* REQUIRED ACTIONS:
A. Reproduce the award agreement excerpt from "Securities Law Notice. The Award and" up to and including "of the Plan.".
B. Answer these questions from the award agreement excerpt, marking each answer with the same numeral:
(i) Within how many business days must a Singapore CEO or director give written notice of an interest?
(ii) What may the Participant be liable for after failing to advise the Employer of the gain realized upon vesting?
(iii) Under which section of the South Africa Companies Act, 2008 is the Award considered a small offering?

───── DOCUMENT SEGMENT

Securities Law Notice. The Award is being made to the Participant in reliance on the “Qualifying Person” exemption under section 273(1)(f) of the SFA and is not being made with the view to the underlying Shares being subsequently offered for sale to any other party. The Plan has not been lodged or registered as a prospectus with the Monetary Authority of Singapore.
Chief Executive Officer and Director Notification Obligation. If the Participant is the Chief Executive Officer (“CEO”) or a director, associate director or shadow director of a Singapore Subsidiary or Affiliate, he or she is subject to certain notification requirements under the Singapore Companies Act. Among these requirements is an obligation to notify the Singapore Subsidiary or Affiliate in writing when he or she receives an interest (e.g., an Award or Shares) in the Company or any Subsidiary or Affiliate within two (2) business days of (i) acquiring or disposing of such interest, (ii) any change in a previously disclosed interest (e.g., sale of any Shares), or (iii) becoming a chief executive officer, director, associate director or shadow director.
SOUTH AFRICA
Tax Acknowledgement. The following provisions supplement the Withholding Taxes sections of this Agreement:
By accepting the Award, the Participant agrees that, immediately upon vesting of the Award, the Participant will notify the Employer of the amount of any gain realized. If the Participant fails to advise the Employer of the gain realized upon vesting, the Participant may be liable for a fine. The Participant will be solely responsible for paying any difference between the actual tax liability and the amount withheld by the Employer.
Securities Law Notice. The Award and the Shares issued pursuant to the vesting of the Award are considered a small offering under Section 96 of the South Africa Companies Act, 2008 (Act No. 71 of 2008).
SPAIN
Labor Law Acknowledgment. The following provision supplements the Nature of Grant section in Appendix A of the Agreement:
By accepting the Award, the Participant acknowledges that he or she understands and agrees that he or she consents to participation in the Plan and that he or she has received a copy of the Plan.

──────────
───── EXTRACTED RECORDS

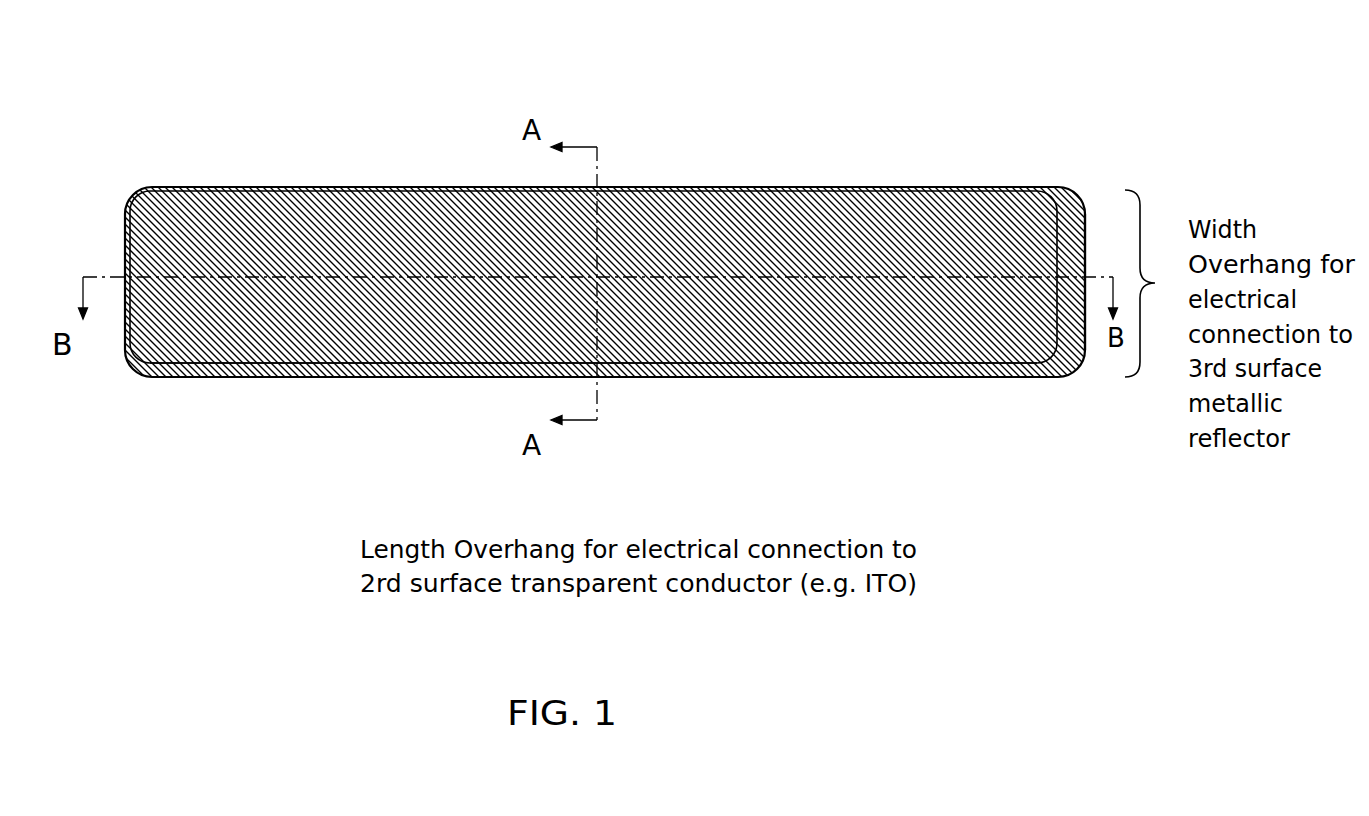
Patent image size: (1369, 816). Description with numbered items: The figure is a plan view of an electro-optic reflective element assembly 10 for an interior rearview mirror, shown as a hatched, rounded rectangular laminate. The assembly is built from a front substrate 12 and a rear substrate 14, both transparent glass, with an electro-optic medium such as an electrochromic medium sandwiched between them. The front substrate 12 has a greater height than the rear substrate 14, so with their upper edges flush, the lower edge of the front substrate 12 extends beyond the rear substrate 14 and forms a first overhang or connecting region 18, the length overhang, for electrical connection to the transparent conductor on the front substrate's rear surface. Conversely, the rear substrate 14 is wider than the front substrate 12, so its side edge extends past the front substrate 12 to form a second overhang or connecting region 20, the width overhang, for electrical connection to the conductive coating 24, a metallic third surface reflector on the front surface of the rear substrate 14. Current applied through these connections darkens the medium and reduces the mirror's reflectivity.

The electro-optic reflective element assembly 10 is at (649, 277).
The front substrate 12 is at (280, 385).
The rear substrate 14 is at (1071, 202).
The first overhang or connecting region 18 is at (432, 380).
The second overhang or connecting region 20 is at (1104, 185).
The conductive coating 24 is at (1065, 345).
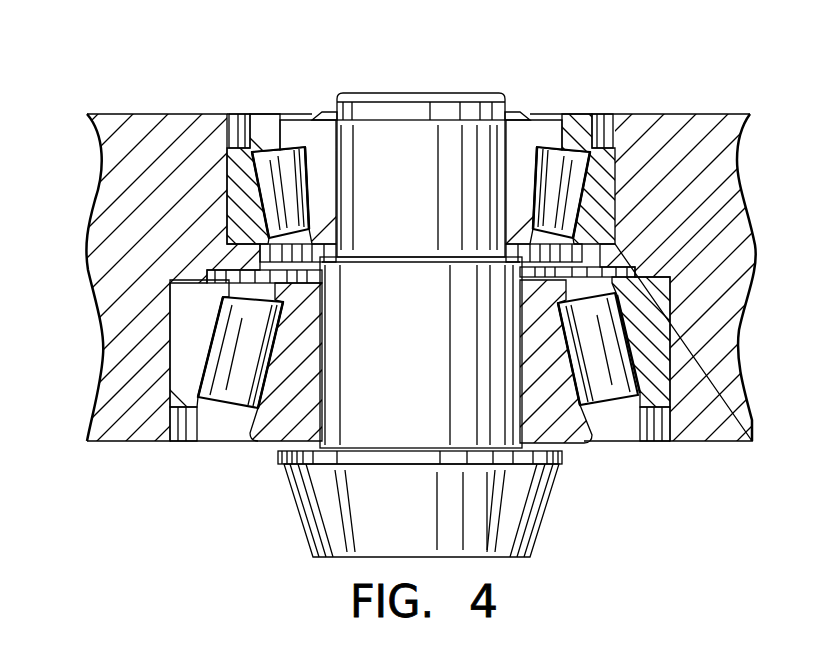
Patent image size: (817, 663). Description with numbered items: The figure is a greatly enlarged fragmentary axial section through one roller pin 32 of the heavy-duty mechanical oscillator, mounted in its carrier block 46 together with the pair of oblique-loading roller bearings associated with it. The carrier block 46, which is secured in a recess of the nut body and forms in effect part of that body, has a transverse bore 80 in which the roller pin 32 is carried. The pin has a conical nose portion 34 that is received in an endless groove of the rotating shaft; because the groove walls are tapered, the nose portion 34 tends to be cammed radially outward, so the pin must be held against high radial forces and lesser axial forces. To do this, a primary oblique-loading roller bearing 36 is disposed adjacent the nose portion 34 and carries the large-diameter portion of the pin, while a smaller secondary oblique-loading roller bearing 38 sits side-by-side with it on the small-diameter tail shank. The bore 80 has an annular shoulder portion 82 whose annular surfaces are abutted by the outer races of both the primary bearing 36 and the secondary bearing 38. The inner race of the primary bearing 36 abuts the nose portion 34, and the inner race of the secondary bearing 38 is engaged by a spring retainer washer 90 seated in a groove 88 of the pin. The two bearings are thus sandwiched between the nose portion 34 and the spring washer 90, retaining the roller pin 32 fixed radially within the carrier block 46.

The roller pin 32 is at (464, 148).
The conical nose portion 34 is at (533, 508).
The primary oblique-loading roller bearing 36 is at (237, 387).
The secondary oblique-loading roller bearing 38 is at (273, 166).
The carrier block 46 is at (720, 393).
The transverse bore 80 is at (615, 168).
The annular shoulder portion 82 is at (233, 262).
The groove 88 is at (394, 118).
The spring retainer washer 90 is at (327, 113).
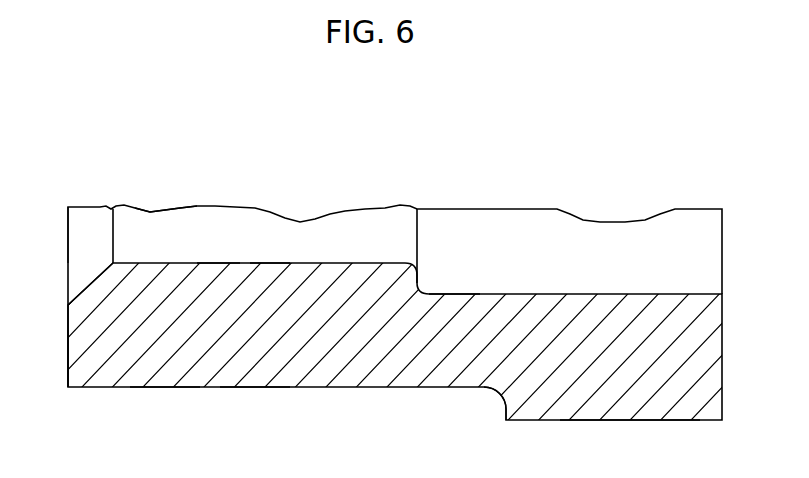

──────────

* OUTPUTS:
A.
Securities Law Notice. The Award and the Shares issued pursuant to the vesting of the Award are considered a small offering under Section 96 of the South Africa Companies Act, 2008 (Act No. 71 of 2008).
SPAIN
Labor Law Acknowledgment. The following provision supplements the Nature of Grant section in Appendix A of the Agreement:
By accepting the Award, the Participant acknowledges that he or she understands and agrees that he or she consents to participation in the Plan and that he or she has received a copy of the Plan.

B.
(i) Two (2) business days.
(ii) A fine.
(iii) Section 96.